··· RAW DATA ···

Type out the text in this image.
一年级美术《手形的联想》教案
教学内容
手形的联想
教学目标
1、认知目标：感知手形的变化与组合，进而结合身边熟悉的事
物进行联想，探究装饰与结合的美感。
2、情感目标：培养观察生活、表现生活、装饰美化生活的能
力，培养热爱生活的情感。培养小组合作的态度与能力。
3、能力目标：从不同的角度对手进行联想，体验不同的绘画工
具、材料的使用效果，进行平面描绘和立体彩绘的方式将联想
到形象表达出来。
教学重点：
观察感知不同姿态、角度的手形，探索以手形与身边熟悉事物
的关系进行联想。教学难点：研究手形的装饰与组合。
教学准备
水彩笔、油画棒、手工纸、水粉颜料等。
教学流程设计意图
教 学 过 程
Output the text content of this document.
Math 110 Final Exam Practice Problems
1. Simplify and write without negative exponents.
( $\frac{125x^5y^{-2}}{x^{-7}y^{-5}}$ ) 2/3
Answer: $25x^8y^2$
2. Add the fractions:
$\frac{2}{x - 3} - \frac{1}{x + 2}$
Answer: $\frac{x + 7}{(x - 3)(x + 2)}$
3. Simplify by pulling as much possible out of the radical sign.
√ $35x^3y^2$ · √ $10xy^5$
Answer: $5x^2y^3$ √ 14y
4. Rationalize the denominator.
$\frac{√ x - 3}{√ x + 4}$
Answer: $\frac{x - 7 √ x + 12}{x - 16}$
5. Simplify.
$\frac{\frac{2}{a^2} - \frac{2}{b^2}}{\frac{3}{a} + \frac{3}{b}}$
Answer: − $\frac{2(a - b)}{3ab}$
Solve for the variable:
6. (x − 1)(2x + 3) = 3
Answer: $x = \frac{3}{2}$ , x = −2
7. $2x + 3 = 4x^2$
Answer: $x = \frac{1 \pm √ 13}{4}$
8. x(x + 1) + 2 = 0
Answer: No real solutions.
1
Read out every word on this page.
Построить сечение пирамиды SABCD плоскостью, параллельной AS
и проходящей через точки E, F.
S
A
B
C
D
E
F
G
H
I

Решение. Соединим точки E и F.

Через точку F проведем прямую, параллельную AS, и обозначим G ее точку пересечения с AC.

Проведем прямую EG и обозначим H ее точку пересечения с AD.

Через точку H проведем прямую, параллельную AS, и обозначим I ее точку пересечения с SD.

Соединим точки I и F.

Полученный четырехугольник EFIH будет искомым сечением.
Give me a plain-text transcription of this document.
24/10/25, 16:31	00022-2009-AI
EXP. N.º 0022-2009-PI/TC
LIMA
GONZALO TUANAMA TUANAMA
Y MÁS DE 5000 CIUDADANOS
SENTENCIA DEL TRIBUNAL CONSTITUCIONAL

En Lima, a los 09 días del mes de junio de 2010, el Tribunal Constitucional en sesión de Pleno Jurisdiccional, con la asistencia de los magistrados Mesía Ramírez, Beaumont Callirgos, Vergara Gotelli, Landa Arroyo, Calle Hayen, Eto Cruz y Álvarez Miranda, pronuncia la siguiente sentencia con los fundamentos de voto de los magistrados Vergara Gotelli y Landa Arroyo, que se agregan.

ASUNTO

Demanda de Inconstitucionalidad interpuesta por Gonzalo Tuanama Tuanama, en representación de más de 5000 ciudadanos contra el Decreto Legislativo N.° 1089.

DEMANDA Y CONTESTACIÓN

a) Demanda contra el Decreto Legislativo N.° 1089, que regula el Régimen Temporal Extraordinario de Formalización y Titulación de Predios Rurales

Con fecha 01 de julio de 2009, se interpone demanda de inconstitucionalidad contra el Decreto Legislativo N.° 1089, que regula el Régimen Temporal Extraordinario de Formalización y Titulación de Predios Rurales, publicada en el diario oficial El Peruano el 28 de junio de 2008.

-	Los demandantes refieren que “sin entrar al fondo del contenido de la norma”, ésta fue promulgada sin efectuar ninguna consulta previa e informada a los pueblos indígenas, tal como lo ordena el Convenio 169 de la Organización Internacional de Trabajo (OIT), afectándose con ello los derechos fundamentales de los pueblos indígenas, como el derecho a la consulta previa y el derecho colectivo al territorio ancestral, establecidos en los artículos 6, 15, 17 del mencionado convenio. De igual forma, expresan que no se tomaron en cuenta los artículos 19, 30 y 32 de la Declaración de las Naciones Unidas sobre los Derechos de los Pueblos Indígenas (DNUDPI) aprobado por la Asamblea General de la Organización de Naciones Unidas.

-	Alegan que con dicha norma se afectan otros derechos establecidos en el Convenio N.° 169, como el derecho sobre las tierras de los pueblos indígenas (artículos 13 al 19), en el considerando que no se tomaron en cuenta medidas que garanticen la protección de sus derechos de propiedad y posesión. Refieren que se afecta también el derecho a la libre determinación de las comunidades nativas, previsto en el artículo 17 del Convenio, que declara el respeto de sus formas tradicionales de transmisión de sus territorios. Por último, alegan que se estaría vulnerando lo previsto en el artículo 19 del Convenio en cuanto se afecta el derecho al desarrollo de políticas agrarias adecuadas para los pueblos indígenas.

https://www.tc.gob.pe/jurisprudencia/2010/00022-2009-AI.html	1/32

···

**EXERCISE GOAL**
Using the listing above, return all lines where the word "обозначим" occurs.

**RESULT OF THIS EXERCISE**
Через точку F проведем прямую, параллельную AS, и обозначим G ее точку пересечения с AC.
Проведем прямую EG и обозначим H ее точку пересечения с AD.
Через точку H проведем прямую, параллельную AS, и обозначим I ее точку пересечения с SD.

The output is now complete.